→ Work required: Return the records in full, exactly as given.

→ Data in this exercise:

• • • •

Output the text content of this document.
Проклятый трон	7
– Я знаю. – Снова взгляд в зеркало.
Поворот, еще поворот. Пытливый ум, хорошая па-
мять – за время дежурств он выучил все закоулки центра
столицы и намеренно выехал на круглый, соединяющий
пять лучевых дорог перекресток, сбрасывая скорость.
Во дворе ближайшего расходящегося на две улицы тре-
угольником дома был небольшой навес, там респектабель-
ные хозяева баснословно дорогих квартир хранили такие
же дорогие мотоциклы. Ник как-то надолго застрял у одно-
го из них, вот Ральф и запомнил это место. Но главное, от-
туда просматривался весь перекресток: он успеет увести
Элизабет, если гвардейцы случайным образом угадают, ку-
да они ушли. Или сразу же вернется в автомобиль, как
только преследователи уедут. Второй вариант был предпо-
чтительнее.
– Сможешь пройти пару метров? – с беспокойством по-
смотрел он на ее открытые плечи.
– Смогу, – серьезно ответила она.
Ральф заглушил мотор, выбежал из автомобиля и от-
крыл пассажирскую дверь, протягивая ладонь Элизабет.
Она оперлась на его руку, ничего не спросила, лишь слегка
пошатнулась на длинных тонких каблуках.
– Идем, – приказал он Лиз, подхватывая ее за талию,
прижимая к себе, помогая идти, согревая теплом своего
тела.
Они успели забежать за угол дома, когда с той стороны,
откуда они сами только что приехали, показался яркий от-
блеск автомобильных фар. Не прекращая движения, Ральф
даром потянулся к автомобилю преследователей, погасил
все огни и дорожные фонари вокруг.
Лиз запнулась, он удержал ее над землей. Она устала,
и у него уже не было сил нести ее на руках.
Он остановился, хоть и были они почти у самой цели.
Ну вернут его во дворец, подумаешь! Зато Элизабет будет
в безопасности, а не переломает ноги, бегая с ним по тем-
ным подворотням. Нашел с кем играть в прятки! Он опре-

• • • •

→ Answer below:
Output the text content of this document.
Проклятый трон	7
– Я знаю. – Снова взгляд в зеркало.
Поворот, еще поворот. Пытливый ум, хорошая па-
мять – за время дежурств он выучил все закоулки центра
столицы и намеренно выехал на круглый, соединяющий
пять лучевых дорог перекресток, сбрасывая скорость.
Во дворе ближайшего расходящегося на две улицы тре-
угольником дома был небольшой навес, там респектабель-
ные хозяева баснословно дорогих квартир хранили такие
же дорогие мотоциклы. Ник как-то надолго застрял у одно-
го из них, вот Ральф и запомнил это место. Но главное, от-
туда просматривался весь перекресток: он успеет увести
Элизабет, если гвардейцы случайным образом угадают, ку-
да они ушли. Или сразу же вернется в автомобиль, как
только преследователи уедут. Второй вариант был предпо-
чтительнее.
– Сможешь пройти пару метров? – с беспокойством по-
смотрел он на ее открытые плечи.
– Смогу, – серьезно ответила она.
Ральф заглушил мотор, выбежал из автомобиля и от-
крыл пассажирскую дверь, протягивая ладонь Элизабет.
Она оперлась на его руку, ничего не спросила, лишь слегка
пошатнулась на длинных тонких каблуках.
– Идем, – приказал он Лиз, подхватывая ее за талию,
прижимая к себе, помогая идти, согревая теплом своего
тела.
Они успели забежать за угол дома, когда с той стороны,
откуда они сами только что приехали, показался яркий от-
блеск автомобильных фар. Не прекращая движения, Ральф
даром потянулся к автомобилю преследователей, погасил
все огни и дорожные фонари вокруг.
Лиз запнулась, он удержал ее над землей. Она устала,
и у него уже не было сил нести ее на руках.
Он остановился, хоть и были они почти у самой цели.
Ну вернут его во дворец, подумаешь! Зато Элизабет будет
в безопасности, а не переломает ноги, бегая с ним по тем-
ным подворотням. Нашел с кем играть в прятки! Он опре-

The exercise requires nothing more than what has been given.